_What is required_.
Retype the full set of records. Keep every character identical.

_Given records_.
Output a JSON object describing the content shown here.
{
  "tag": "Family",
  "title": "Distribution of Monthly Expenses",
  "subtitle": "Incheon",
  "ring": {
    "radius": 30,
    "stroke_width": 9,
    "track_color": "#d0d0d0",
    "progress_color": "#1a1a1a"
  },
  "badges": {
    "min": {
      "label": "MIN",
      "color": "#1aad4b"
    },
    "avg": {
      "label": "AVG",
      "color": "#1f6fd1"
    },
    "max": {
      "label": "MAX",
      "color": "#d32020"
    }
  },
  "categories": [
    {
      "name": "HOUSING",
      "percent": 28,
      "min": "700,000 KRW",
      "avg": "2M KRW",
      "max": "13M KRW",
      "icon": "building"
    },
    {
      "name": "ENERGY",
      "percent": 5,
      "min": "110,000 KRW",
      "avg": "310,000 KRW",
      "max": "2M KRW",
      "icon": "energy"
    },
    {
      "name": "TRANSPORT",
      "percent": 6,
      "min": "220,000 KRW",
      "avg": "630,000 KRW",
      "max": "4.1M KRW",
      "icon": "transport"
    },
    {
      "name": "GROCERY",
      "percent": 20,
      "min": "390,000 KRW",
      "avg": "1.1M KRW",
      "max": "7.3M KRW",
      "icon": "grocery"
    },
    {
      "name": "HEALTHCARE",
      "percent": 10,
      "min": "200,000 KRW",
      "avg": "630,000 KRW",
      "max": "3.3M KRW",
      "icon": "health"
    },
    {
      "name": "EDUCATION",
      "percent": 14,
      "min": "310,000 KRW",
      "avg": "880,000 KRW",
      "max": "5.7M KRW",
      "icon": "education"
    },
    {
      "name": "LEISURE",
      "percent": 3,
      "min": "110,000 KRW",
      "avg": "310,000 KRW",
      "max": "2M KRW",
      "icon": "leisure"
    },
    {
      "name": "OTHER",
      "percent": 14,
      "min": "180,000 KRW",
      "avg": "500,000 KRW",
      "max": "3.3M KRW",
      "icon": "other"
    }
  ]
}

_Task answer_.
Output a JSON object describing the content shown here.
{
  "tag": "Family",
  "title": "Distribution of Monthly Expenses",
  "subtitle": "Incheon",
  "ring": {
    "radius": 30,
    "stroke_width": 9,
    "track_color": "#d0d0d0",
    "progress_color": "#1a1a1a"
  },
  "badges": {
    "min": {
      "label": "MIN",
      "color": "#1aad4b"
    },
    "avg": {
      "label": "AVG",
      "color": "#1f6fd1"
    },
    "max": {
      "label": "MAX",
      "color": "#d32020"
    }
  },
  "categories": [
    {
      "name": "HOUSING",
      "percent": 28,
      "min": "700,000 KRW",
      "avg": "2M KRW",
      "max": "13M KRW",
      "icon": "building"
    },
    {
      "name": "ENERGY",
      "percent": 5,
      "min": "110,000 KRW",
      "avg": "310,000 KRW",
      "max": "2M KRW",
      "icon": "energy"
    },
    {
      "name": "TRANSPORT",
      "percent": 6,
      "min": "220,000 KRW",
      "avg": "630,000 KRW",
      "max": "4.1M KRW",
      "icon": "transport"
    },
    {
      "name": "GROCERY",
      "percent": 20,
      "min": "390,000 KRW",
      "avg": "1.1M KRW",
      "max": "7.3M KRW",
      "icon": "grocery"
    },
    {
      "name": "HEALTHCARE",
      "percent": 10,
      "min": "200,000 KRW",
      "avg": "630,000 KRW",
      "max": "3.3M KRW",
      "icon": "health"
    },
    {
      "name": "EDUCATION",
      "percent": 14,
      "min": "310,000 KRW",
      "avg": "880,000 KRW",
      "max": "5.7M KRW",
      "icon": "education"
    },
    {
      "name": "LEISURE",
      "percent": 3,
      "min": "110,000 KRW",
      "avg": "310,000 KRW",
      "max": "2M KRW",
      "icon": "leisure"
    },
    {
      "name": "OTHER",
      "percent": 14,
      "min": "180,000 KRW",
      "avg": "500,000 KRW",
      "max": "3.3M KRW",
      "icon": "other"
    }
  ]
}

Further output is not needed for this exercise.